Only the number is wanted: how many lines of these entries contain the word "estão"?
— Begin —
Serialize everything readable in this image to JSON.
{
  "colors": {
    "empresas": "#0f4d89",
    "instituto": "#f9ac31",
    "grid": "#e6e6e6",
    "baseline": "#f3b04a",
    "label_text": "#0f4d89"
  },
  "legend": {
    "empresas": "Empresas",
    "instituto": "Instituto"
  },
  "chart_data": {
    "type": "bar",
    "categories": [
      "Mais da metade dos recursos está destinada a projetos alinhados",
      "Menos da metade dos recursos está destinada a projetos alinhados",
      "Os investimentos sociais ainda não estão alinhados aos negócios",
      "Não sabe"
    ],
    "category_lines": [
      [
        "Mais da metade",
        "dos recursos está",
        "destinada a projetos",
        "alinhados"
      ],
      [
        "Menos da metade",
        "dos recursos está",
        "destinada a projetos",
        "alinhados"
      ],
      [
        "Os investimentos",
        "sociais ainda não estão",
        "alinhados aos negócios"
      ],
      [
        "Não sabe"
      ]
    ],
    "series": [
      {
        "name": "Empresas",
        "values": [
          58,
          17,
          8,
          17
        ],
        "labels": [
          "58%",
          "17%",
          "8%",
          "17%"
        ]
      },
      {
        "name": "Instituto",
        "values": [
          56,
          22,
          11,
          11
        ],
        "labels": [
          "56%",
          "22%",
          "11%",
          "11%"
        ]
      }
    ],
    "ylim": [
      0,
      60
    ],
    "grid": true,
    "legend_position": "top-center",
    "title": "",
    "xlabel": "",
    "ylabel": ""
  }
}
— End —
> **Task output**: 2